* Stated task: Leave out every picture, then transcribe the rest of the listing exactly.
---- Records for this exercise
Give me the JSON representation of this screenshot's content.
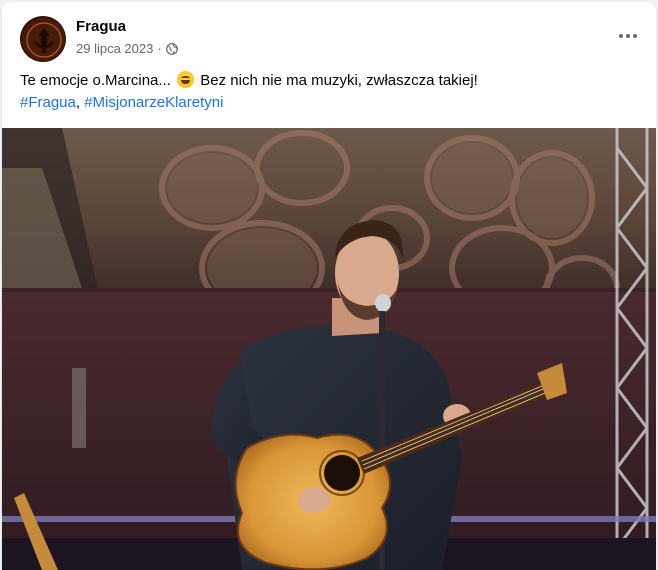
{
  "post": {
    "author": "Fragua",
    "date": "29 lipca 2023",
    "separator": "·",
    "privacy_icon": "globe-icon",
    "more_icon": "more-horizontal-icon",
    "text_before_emoji": "Te emocje o.Marcina...",
    "emoji": "grinning-face-emoji",
    "text_after_emoji": "Bez nich nie ma muzyki, zwłaszcza takiej!",
    "hashtags": [
      "#Fragua",
      "#MisjonarzeKlaretyni"
    ],
    "hashtag_separator": ", "
  },
  "colors": {
    "link": "#1b74e4",
    "secondary_text": "#65676b",
    "primary_text": "#050505"
  }
}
--------
* Completed exercise:
Give me the JSON representation of this screenshot's content.
{
  "post": {
    "author": "Fragua",
    "date": "29 lipca 2023",
    "separator": "·",
    "privacy_icon": "globe-icon",
    "more_icon": "more-horizontal-icon",
    "text_before_emoji": "Te emocje o.Marcina...",
    "emoji": "grinning-face-emoji",
    "text_after_emoji": "Bez nich nie ma muzyki, zwłaszcza takiej!",
    "hashtags": [
      "#Fragua",
      "#MisjonarzeKlaretyni"
    ],
    "hashtag_separator": ", "
  },
  "colors": {
    "link": "#1b74e4",
    "secondary_text": "#65676b",
    "primary_text": "#050505"
  }
}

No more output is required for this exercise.